Excerpt from a dataset
▼▼▼

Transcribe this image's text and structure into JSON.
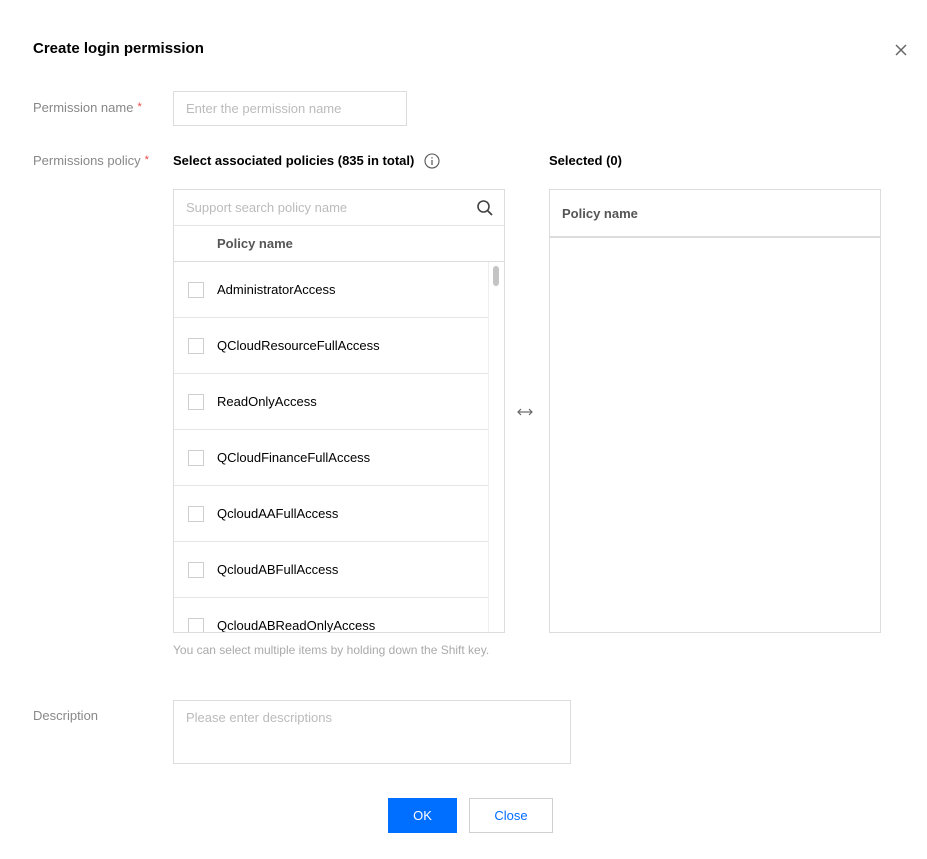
{
  "dialog": {
    "title": "Create login permission"
  },
  "form": {
    "permission_name_label": "Permission name",
    "permission_name_placeholder": "Enter the permission name",
    "permissions_policy_label": "Permissions policy",
    "required_marker": "*",
    "description_label": "Description",
    "description_placeholder": "Please enter descriptions"
  },
  "policy_selector": {
    "left_title": "Select associated policies (835 in total)",
    "search_placeholder": "Support search policy name",
    "column_header": "Policy name",
    "items": [
      {
        "label": "AdministratorAccess",
        "checked": false
      },
      {
        "label": "QCloudResourceFullAccess",
        "checked": false
      },
      {
        "label": "ReadOnlyAccess",
        "checked": false
      },
      {
        "label": "QCloudFinanceFullAccess",
        "checked": false
      },
      {
        "label": "QcloudAAFullAccess",
        "checked": false
      },
      {
        "label": "QcloudABFullAccess",
        "checked": false
      },
      {
        "label": "QcloudABReadOnlyAccess",
        "checked": false
      }
    ],
    "right_title": "Selected (0)",
    "right_column_header": "Policy name",
    "hint": "You can select multiple items by holding down the Shift key."
  },
  "buttons": {
    "ok": "OK",
    "close": "Close"
  },
  "colors": {
    "primary": "#006eff",
    "required": "#e54545"
  },
  "icons": {
    "close": "close-icon",
    "info": "info-icon",
    "search": "search-icon",
    "swap": "swap-arrows-icon"
  }
}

▲▲▲

Quote the preceding records in their entirety, excluding every picture.

■ **THE SOLUTION**:
Transcribe this image's text and structure into JSON.
{
  "dialog": {
    "title": "Create login permission"
  },
  "form": {
    "permission_name_label": "Permission name",
    "permission_name_placeholder": "Enter the permission name",
    "permissions_policy_label": "Permissions policy",
    "required_marker": "*",
    "description_label": "Description",
    "description_placeholder": "Please enter descriptions"
  },
  "policy_selector": {
    "left_title": "Select associated policies (835 in total)",
    "search_placeholder": "Support search policy name",
    "column_header": "Policy name",
    "items": [
      {
        "label": "AdministratorAccess",
        "checked": false
      },
      {
        "label": "QCloudResourceFullAccess",
        "checked": false
      },
      {
        "label": "ReadOnlyAccess",
        "checked": false
      },
      {
        "label": "QCloudFinanceFullAccess",
        "checked": false
      },
      {
        "label": "QcloudAAFullAccess",
        "checked": false
      },
      {
        "label": "QcloudABFullAccess",
        "checked": false
      },
      {
        "label": "QcloudABReadOnlyAccess",
        "checked": false
      }
    ],
    "right_title": "Selected (0)",
    "right_column_header": "Policy name",
    "hint": "You can select multiple items by holding down the Shift key."
  },
  "buttons": {
    "ok": "OK",
    "close": "Close"
  },
  "colors": {
    "primary": "#006eff",
    "required": "#e54545"
  },
  "icons": {
    "close": "close-icon",
    "info": "info-icon",
    "search": "search-icon",
    "swap": "swap-arrows-icon"
  }
}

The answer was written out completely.